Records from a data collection
* * * *
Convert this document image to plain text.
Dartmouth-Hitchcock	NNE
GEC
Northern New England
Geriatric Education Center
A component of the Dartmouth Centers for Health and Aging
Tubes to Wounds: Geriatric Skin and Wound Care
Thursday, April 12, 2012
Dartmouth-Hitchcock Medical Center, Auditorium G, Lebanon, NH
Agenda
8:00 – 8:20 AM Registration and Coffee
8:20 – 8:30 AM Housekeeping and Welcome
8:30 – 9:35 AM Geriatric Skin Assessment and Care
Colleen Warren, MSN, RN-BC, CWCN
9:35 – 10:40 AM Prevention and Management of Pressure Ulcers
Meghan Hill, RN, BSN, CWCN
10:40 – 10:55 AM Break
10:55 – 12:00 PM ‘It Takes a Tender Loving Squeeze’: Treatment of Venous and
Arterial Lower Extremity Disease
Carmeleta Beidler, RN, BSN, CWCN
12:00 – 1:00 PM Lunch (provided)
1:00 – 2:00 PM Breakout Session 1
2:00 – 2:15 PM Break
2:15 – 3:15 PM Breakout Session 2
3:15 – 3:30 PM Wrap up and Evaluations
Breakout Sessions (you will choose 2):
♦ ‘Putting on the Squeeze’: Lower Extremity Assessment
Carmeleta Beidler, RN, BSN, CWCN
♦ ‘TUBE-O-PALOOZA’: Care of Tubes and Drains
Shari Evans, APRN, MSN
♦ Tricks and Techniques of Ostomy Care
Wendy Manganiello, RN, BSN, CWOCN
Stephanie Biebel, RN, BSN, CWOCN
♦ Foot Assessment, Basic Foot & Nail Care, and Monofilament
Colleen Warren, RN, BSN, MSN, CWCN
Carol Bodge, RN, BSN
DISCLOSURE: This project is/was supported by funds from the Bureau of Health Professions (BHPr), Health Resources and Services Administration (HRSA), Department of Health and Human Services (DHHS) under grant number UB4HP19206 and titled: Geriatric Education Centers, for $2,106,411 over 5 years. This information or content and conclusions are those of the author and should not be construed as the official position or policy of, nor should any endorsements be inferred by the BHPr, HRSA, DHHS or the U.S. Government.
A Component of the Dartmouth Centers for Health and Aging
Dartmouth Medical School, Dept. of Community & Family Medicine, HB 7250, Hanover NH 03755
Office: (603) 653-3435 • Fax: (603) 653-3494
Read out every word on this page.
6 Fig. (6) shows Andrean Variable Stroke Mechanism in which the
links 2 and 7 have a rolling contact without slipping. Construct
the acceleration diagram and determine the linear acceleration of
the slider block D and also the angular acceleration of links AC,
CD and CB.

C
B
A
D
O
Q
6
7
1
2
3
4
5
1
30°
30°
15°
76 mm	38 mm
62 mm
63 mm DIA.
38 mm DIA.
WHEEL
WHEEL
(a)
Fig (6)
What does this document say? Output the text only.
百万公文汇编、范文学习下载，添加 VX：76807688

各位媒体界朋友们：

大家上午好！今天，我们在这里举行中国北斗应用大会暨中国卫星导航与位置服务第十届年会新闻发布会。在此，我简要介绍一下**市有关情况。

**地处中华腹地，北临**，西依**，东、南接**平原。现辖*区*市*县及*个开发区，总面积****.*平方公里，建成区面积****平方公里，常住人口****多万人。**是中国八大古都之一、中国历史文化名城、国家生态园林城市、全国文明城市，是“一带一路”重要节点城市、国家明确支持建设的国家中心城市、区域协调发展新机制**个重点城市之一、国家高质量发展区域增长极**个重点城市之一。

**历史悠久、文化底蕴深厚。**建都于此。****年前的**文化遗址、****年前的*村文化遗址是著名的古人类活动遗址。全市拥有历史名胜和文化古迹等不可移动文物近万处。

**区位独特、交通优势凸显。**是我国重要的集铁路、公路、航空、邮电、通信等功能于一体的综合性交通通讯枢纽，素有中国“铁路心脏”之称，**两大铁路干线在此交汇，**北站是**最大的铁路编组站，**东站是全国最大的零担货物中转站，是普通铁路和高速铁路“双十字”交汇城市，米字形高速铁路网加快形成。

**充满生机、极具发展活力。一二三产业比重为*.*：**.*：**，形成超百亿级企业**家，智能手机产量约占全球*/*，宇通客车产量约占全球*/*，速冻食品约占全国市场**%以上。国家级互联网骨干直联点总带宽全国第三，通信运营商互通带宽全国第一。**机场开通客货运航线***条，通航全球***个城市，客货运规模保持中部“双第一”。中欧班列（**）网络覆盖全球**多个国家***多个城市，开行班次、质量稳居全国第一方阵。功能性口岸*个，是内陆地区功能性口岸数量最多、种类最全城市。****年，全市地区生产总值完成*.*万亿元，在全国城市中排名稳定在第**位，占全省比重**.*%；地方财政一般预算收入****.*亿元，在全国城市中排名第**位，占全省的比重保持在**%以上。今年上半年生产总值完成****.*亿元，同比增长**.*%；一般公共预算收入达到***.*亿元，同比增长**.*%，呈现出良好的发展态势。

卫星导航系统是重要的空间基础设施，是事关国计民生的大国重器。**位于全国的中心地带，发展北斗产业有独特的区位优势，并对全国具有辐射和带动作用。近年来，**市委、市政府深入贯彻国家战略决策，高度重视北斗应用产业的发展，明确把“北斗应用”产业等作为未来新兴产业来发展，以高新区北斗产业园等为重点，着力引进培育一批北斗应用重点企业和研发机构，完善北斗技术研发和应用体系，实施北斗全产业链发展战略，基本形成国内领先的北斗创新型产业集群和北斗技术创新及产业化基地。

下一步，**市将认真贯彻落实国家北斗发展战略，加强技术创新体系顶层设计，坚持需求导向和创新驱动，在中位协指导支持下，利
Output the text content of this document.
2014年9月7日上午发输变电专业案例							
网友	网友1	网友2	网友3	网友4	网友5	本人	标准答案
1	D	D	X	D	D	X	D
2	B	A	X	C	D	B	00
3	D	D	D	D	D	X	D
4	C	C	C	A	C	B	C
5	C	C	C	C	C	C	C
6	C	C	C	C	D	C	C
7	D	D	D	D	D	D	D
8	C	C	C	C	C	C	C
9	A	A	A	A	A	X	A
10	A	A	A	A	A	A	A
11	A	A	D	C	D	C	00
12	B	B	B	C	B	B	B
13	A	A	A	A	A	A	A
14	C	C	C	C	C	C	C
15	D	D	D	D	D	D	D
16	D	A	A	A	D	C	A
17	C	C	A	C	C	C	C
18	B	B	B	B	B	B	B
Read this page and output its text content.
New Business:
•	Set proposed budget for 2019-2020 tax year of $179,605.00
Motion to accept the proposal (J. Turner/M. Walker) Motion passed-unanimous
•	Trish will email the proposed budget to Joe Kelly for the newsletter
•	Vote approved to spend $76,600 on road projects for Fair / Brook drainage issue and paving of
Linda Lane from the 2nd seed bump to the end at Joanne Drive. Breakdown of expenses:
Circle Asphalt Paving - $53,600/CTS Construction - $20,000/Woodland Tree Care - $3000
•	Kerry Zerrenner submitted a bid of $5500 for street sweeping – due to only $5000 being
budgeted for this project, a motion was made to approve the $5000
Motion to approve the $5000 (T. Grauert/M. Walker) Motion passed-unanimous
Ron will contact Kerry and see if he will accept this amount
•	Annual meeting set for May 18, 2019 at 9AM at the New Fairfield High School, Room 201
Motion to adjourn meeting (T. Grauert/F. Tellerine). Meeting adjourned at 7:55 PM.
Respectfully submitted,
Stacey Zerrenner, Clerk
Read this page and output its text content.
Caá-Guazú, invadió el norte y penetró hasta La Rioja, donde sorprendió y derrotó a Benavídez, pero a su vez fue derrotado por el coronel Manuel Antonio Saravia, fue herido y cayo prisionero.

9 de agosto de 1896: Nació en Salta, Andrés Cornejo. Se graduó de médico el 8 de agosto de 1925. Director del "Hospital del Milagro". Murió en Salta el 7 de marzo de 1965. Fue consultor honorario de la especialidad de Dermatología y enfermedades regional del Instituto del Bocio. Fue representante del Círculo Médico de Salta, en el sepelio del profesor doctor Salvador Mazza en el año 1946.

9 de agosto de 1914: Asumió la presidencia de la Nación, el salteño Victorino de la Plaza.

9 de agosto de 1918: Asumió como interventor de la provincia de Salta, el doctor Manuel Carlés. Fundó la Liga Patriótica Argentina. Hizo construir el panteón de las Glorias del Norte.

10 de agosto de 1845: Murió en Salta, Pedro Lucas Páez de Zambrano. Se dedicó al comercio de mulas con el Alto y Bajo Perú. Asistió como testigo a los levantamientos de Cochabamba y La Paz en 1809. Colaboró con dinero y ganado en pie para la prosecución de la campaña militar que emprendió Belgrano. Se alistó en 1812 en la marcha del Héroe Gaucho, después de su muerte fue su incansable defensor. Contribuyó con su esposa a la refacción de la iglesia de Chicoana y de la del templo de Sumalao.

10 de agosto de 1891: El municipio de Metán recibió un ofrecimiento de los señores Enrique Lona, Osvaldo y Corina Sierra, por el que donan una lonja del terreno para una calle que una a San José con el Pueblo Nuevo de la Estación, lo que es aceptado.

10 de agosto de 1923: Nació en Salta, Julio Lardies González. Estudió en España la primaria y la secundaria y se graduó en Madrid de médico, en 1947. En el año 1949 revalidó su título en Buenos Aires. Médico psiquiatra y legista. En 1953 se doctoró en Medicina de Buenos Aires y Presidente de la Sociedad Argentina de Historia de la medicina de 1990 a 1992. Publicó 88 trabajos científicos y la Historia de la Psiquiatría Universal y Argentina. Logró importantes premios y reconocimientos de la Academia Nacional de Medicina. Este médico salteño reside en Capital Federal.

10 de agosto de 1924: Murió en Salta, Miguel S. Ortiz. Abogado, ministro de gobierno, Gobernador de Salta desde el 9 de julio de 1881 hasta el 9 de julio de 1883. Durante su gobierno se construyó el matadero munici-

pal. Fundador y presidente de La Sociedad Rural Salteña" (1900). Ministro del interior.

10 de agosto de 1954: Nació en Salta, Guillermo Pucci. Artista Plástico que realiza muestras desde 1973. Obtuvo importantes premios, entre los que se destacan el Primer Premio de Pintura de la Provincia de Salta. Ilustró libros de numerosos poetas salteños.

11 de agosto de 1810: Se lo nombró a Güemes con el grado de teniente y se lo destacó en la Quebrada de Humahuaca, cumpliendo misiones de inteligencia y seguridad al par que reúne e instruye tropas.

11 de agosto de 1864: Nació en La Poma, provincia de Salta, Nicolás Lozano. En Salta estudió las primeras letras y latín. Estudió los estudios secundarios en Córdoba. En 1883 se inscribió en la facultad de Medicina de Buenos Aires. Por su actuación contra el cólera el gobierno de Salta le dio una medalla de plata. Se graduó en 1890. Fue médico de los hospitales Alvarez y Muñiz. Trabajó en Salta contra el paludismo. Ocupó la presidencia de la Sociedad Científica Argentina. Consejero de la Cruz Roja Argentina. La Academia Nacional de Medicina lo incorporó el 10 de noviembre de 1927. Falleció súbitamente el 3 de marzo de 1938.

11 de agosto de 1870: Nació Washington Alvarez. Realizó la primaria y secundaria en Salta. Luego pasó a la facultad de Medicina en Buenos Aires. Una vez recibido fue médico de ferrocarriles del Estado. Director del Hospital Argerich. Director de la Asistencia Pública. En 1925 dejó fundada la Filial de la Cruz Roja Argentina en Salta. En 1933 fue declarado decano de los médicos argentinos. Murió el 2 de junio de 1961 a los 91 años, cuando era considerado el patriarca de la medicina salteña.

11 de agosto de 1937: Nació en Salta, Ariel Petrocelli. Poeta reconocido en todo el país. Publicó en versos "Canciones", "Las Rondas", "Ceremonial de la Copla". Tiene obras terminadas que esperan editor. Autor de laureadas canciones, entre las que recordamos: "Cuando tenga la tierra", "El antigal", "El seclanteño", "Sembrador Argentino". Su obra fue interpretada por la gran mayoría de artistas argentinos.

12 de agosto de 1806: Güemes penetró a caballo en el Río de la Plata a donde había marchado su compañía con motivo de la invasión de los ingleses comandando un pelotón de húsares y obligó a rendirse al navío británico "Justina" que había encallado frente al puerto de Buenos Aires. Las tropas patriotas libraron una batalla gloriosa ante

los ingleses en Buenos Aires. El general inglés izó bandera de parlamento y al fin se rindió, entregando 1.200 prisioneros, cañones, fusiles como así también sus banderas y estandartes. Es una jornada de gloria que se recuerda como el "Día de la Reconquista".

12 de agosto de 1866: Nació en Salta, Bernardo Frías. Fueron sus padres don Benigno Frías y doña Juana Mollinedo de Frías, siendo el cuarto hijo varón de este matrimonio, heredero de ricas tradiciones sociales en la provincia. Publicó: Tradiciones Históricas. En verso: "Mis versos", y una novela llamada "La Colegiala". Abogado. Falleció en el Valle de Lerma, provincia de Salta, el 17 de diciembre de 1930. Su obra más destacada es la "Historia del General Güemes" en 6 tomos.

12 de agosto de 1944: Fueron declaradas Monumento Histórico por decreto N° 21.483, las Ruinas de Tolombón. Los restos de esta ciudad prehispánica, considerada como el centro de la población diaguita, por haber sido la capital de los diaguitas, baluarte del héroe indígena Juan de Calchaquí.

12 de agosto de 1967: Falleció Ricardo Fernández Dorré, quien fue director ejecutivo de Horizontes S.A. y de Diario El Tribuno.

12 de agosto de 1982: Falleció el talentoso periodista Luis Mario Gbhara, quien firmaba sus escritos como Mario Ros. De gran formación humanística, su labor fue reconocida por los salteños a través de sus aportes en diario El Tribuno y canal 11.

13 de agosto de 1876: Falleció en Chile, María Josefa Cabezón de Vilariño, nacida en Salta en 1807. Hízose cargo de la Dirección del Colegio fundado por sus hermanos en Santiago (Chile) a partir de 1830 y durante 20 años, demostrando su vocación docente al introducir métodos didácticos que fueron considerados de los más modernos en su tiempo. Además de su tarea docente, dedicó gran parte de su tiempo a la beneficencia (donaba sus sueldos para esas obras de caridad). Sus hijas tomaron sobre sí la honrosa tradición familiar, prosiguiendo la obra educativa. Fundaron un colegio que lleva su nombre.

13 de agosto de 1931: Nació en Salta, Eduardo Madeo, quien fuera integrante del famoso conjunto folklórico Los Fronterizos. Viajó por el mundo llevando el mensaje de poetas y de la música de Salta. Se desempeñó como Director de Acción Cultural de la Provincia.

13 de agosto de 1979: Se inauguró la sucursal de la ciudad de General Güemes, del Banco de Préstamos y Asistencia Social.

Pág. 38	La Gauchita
* * * *
PROBLEM DETAILS – Look above for every line with the word "passed" and copy it.

ANSWER IN FULL –
Motion to accept the proposal (J. Turner/M. Walker) Motion passed-unanimous
Motion to approve the $5000 (T. Grauert/M. Walker) Motion passed-unanimous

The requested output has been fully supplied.